__Stated goal__:
How many of the lines contain the string "soient"? Give the number, with no other words.

__Records excerpted from a collection__:
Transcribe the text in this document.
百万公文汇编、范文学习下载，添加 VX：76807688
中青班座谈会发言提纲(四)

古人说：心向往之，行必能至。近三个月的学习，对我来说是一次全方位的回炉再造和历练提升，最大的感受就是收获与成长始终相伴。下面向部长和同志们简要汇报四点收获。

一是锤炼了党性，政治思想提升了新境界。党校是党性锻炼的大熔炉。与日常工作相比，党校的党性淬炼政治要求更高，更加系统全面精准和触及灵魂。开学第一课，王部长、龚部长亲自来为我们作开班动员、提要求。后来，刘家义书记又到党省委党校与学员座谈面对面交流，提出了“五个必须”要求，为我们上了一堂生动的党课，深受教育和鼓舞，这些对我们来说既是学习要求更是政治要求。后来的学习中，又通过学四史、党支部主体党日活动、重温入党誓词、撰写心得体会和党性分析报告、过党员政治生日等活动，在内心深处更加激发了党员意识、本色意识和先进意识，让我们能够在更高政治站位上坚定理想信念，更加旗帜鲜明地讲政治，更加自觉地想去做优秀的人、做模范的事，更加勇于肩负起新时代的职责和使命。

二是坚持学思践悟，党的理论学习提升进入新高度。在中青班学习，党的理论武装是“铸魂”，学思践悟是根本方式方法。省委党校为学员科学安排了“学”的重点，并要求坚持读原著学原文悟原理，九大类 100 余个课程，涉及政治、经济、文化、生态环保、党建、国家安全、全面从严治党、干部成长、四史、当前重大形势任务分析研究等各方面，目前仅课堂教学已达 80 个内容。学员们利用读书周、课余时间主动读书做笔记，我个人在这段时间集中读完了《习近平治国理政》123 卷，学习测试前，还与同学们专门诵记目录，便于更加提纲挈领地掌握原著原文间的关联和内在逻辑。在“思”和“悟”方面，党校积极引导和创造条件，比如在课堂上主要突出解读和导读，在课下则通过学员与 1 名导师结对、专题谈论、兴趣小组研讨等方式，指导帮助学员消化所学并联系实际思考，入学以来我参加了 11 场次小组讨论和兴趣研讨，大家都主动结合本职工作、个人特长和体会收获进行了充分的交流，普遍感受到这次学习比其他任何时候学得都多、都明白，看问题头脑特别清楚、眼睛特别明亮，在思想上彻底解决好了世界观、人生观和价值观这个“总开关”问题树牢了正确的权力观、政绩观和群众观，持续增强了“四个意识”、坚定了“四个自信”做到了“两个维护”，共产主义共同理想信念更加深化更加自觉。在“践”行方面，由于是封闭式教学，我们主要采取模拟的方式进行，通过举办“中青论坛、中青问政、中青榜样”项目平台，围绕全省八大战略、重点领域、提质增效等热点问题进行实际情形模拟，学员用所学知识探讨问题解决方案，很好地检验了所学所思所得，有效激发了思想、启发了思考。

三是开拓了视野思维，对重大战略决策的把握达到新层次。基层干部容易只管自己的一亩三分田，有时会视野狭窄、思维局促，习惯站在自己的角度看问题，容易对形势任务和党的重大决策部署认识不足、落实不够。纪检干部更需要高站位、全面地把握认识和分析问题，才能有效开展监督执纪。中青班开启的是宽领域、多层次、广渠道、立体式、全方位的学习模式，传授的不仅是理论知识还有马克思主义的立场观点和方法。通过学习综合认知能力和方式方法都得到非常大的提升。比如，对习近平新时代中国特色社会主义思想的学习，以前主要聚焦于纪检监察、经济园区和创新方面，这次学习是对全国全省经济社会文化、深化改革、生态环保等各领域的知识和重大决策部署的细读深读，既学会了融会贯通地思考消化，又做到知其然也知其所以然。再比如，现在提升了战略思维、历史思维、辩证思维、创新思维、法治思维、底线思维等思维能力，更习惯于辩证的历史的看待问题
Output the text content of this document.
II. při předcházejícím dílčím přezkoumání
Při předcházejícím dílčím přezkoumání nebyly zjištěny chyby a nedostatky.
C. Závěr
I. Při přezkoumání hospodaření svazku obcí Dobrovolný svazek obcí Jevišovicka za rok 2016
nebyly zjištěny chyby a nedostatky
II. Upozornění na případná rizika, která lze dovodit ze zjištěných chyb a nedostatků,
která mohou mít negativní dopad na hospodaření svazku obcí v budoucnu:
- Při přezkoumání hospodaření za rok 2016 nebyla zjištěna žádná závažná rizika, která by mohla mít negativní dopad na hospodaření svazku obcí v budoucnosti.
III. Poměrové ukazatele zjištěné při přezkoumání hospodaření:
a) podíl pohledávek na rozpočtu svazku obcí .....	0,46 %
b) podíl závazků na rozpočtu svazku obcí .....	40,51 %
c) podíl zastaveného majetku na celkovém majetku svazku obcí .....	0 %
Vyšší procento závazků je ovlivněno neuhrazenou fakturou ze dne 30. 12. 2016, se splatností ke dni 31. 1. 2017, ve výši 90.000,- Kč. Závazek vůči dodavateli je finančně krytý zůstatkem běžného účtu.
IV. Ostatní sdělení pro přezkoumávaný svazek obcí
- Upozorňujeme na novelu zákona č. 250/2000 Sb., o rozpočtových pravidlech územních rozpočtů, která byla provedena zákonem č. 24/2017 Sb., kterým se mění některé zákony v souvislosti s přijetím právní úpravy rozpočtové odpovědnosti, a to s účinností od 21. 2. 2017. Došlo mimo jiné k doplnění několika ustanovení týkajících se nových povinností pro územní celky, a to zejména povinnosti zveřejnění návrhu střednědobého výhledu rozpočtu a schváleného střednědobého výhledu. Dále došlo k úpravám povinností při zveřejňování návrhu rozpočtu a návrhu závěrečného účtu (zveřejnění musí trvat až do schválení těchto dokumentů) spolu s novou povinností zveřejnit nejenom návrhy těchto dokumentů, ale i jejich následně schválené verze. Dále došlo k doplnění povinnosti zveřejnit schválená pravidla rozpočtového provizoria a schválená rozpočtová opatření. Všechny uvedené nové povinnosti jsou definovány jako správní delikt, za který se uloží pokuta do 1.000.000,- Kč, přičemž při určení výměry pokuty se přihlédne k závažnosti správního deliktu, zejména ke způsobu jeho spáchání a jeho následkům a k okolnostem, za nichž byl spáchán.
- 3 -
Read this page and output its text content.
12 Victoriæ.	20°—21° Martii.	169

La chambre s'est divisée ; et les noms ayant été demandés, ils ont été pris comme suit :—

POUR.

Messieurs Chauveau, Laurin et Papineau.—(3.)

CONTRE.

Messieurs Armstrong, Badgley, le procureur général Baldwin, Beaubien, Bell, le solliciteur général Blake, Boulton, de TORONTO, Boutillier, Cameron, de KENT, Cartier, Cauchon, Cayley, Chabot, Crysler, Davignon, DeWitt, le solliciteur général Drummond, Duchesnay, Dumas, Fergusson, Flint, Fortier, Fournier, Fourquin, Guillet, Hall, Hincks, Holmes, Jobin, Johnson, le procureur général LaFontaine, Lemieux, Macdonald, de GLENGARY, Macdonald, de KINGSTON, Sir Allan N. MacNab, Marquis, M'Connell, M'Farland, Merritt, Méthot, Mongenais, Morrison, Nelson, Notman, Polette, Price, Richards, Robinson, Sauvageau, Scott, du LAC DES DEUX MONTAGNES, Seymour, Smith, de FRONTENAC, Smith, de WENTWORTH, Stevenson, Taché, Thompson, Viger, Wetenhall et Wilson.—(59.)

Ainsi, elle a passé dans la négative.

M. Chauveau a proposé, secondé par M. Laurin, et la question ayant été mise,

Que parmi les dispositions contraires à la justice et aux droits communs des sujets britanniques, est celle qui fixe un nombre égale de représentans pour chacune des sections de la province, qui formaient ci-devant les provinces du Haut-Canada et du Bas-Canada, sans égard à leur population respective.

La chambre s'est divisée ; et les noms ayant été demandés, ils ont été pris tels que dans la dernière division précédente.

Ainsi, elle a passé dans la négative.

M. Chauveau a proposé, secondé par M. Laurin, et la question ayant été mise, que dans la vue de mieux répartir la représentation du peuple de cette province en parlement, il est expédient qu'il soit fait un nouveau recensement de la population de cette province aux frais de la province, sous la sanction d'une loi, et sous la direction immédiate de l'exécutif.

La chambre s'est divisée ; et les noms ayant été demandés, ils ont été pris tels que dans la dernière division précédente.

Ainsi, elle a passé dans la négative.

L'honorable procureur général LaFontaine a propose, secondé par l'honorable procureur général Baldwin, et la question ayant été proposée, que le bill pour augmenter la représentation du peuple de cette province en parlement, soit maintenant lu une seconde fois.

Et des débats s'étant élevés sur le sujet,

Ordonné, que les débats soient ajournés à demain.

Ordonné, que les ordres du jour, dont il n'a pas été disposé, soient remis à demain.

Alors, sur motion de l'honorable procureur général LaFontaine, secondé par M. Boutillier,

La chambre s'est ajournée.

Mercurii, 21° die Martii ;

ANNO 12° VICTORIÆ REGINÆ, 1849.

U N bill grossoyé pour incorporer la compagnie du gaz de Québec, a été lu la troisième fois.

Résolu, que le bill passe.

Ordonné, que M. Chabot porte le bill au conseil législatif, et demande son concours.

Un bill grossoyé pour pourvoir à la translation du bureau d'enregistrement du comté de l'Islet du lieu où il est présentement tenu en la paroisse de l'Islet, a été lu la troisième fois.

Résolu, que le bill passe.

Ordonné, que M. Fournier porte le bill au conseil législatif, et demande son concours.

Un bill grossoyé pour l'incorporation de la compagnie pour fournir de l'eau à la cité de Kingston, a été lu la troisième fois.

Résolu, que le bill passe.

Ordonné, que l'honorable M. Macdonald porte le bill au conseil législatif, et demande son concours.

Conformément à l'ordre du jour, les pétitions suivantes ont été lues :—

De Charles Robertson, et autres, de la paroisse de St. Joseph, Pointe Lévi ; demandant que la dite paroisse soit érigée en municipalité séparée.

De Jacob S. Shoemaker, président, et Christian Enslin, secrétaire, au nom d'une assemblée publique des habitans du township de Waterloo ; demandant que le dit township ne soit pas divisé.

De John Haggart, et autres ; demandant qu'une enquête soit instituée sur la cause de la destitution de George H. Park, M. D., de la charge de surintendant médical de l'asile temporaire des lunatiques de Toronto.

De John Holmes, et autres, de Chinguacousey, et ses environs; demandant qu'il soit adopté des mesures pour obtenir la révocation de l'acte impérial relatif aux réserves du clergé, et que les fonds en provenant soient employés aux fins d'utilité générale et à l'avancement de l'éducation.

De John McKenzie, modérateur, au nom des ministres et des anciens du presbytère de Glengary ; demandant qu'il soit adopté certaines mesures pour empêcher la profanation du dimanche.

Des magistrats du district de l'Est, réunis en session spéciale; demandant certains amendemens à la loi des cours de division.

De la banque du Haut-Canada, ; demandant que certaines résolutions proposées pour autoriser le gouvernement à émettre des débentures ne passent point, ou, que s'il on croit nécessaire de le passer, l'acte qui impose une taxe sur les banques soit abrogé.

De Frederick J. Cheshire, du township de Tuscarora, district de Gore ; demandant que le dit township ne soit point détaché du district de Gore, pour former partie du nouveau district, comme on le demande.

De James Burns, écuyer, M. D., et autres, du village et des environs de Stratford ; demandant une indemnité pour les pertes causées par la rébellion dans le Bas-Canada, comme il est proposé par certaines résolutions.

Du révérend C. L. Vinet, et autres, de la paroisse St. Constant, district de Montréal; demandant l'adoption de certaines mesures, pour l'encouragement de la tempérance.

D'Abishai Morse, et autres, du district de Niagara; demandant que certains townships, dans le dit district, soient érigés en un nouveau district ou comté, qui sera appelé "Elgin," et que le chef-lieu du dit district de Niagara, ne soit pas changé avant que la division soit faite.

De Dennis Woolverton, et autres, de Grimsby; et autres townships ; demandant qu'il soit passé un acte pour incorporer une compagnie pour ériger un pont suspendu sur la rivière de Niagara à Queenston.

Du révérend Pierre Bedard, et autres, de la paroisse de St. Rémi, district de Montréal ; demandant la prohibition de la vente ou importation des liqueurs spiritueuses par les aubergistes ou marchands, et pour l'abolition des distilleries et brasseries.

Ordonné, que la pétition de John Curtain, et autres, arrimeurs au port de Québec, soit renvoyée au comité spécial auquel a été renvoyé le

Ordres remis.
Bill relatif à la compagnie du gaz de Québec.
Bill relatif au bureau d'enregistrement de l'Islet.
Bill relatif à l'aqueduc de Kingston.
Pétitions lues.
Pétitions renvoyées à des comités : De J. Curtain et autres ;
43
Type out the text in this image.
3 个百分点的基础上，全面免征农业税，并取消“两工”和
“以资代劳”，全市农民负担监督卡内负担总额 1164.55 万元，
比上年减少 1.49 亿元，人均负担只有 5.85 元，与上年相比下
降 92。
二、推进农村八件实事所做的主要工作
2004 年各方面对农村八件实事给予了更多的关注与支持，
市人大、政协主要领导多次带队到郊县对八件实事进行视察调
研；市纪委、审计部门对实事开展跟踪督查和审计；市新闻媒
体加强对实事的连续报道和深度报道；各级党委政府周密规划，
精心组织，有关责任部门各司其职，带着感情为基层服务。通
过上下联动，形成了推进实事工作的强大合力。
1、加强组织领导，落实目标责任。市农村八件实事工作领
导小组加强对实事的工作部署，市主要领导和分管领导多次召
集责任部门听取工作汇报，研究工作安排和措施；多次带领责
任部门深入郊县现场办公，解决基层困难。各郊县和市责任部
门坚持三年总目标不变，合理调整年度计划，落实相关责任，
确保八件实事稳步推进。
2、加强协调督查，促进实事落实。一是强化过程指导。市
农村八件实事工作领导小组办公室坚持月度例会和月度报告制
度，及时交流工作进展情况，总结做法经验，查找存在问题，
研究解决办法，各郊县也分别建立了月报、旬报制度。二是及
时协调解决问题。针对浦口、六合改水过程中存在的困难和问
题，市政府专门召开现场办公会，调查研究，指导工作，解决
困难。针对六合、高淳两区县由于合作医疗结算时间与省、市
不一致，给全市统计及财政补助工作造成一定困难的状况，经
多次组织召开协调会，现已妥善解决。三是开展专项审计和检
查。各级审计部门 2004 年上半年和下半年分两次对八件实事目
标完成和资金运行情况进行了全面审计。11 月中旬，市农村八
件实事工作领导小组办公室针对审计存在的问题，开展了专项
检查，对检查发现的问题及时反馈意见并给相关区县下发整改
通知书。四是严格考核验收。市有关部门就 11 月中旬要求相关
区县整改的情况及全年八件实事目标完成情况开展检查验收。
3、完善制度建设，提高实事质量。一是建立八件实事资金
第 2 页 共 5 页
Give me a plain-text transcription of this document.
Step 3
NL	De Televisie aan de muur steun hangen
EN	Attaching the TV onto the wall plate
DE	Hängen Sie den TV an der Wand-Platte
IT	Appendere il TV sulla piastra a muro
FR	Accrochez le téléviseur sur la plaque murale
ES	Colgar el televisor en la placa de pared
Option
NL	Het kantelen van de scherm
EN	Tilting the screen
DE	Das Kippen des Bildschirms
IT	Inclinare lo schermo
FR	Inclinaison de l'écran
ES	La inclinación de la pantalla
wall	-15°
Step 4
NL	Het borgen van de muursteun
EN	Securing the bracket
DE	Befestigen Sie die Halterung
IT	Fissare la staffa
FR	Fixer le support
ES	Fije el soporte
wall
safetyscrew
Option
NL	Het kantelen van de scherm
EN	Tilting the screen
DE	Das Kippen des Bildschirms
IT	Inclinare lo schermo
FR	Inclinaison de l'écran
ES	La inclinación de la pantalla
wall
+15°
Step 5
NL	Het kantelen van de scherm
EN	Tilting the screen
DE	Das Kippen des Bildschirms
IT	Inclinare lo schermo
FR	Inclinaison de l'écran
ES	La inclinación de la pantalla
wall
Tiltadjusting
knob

__Worked answer__:
4